Return the listing below verbatim. Pictures do not belong in the copy.

.....

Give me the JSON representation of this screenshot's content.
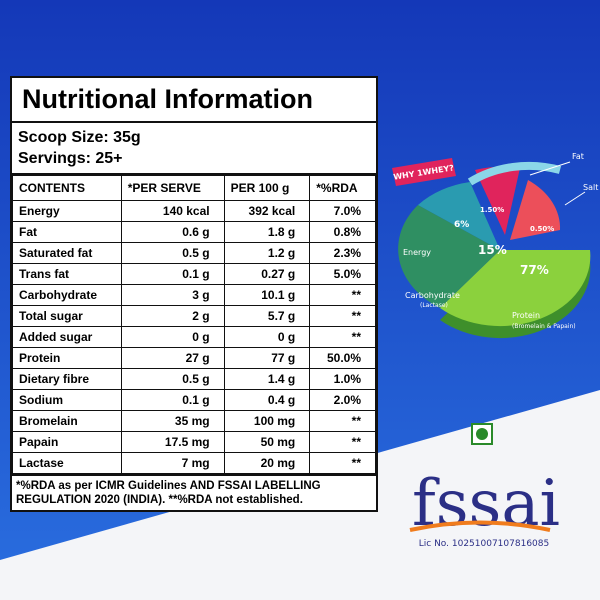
{
  "table": {
    "title": "Nutritional Information",
    "scoop_size": "Scoop Size: 35g",
    "servings": "Servings: 25+",
    "header": [
      "CONTENTS",
      "*PER SERVE",
      "PER 100 g",
      "*%RDA"
    ],
    "rows": [
      [
        "Energy",
        "140 kcal",
        "392 kcal",
        "7.0%"
      ],
      [
        "Fat",
        "0.6 g",
        "1.8 g",
        "0.8%"
      ],
      [
        "Saturated fat",
        "0.5 g",
        "1.2 g",
        "2.3%"
      ],
      [
        "Trans fat",
        "0.1 g",
        "0.27 g",
        "5.0%"
      ],
      [
        "Carbohydrate",
        "3 g",
        "10.1 g",
        "**"
      ],
      [
        "Total sugar",
        "2 g",
        "5.7 g",
        "**"
      ],
      [
        "Added sugar",
        "0 g",
        "0 g",
        "**"
      ],
      [
        "Protein",
        "27 g",
        "77 g",
        "50.0%"
      ],
      [
        "Dietary fibre",
        "0.5 g",
        "1.4 g",
        "1.0%"
      ],
      [
        "Sodium",
        "0.1 g",
        "0.4 g",
        "2.0%"
      ],
      [
        "Bromelain",
        "35 mg",
        "100 mg",
        "**"
      ],
      [
        "Papain",
        "17.5 mg",
        "50 mg",
        "**"
      ],
      [
        "Lactase",
        "7 mg",
        "20 mg",
        "**"
      ]
    ],
    "footnote": "*%RDA as per ICMR Guidelines AND FSSAI LABELLING REGULATION 2020 (INDIA). **%RDA not established."
  },
  "infographic": {
    "badge": "WHY 1WHEY?",
    "fat": {
      "name": "Fat",
      "percent": "1.50%"
    },
    "salt": {
      "name": "Salt",
      "percent": "0.50%"
    },
    "energy": {
      "name": "Energy",
      "percent": "6%"
    },
    "carbohydrate": {
      "name": "Carbohydrate",
      "note": "(Lactase)",
      "percent": "15%"
    },
    "protein": {
      "name": "Protein",
      "note": "(Bromelain & Papain)",
      "percent": "77%"
    }
  },
  "logo": {
    "text": "fssai",
    "license": "Lic No. 10251007107816085"
  }
}
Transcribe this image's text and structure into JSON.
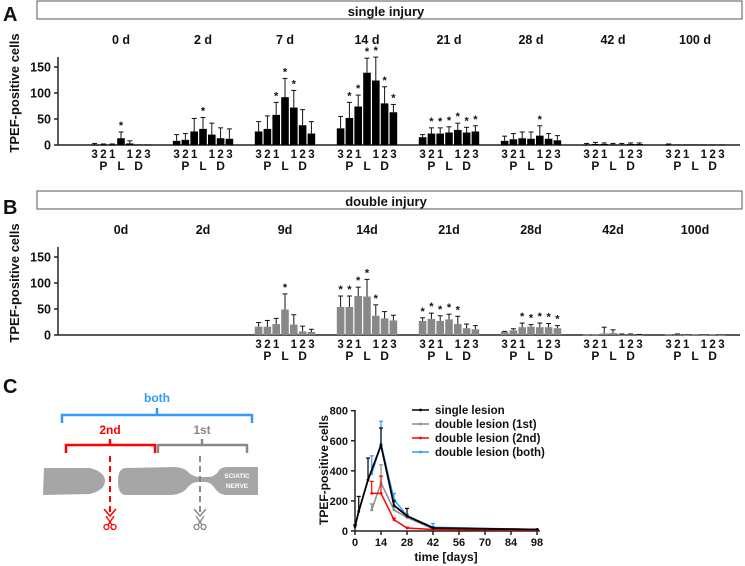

.....

▶ **Written solution**:
Give me the JSON representation of this screenshot's content.
{
  "table": {
    "title": "Nutritional Information",
    "scoop_size": "Scoop Size: 35g",
    "servings": "Servings: 25+",
    "header": [
      "CONTENTS",
      "*PER SERVE",
      "PER 100 g",
      "*%RDA"
    ],
    "rows": [
      [
        "Energy",
        "140 kcal",
        "392 kcal",
        "7.0%"
      ],
      [
        "Fat",
        "0.6 g",
        "1.8 g",
        "0.8%"
      ],
      [
        "Saturated fat",
        "0.5 g",
        "1.2 g",
        "2.3%"
      ],
      [
        "Trans fat",
        "0.1 g",
        "0.27 g",
        "5.0%"
      ],
      [
        "Carbohydrate",
        "3 g",
        "10.1 g",
        "**"
      ],
      [
        "Total sugar",
        "2 g",
        "5.7 g",
        "**"
      ],
      [
        "Added sugar",
        "0 g",
        "0 g",
        "**"
      ],
      [
        "Protein",
        "27 g",
        "77 g",
        "50.0%"
      ],
      [
        "Dietary fibre",
        "0.5 g",
        "1.4 g",
        "1.0%"
      ],
      [
        "Sodium",
        "0.1 g",
        "0.4 g",
        "2.0%"
      ],
      [
        "Bromelain",
        "35 mg",
        "100 mg",
        "**"
      ],
      [
        "Papain",
        "17.5 mg",
        "50 mg",
        "**"
      ],
      [
        "Lactase",
        "7 mg",
        "20 mg",
        "**"
      ]
    ],
    "footnote": "*%RDA as per ICMR Guidelines AND FSSAI LABELLING REGULATION 2020 (INDIA). **%RDA not established."
  },
  "infographic": {
    "badge": "WHY 1WHEY?",
    "fat": {
      "name": "Fat",
      "percent": "1.50%"
    },
    "salt": {
      "name": "Salt",
      "percent": "0.50%"
    },
    "energy": {
      "name": "Energy",
      "percent": "6%"
    },
    "carbohydrate": {
      "name": "Carbohydrate",
      "note": "(Lactase)",
      "percent": "15%"
    },
    "protein": {
      "name": "Protein",
      "note": "(Bromelain & Papain)",
      "percent": "77%"
    }
  },
  "logo": {
    "text": "fssai",
    "license": "Lic No. 10251007107816085"
  }
}
Transcribe this image's text and structure into JSON.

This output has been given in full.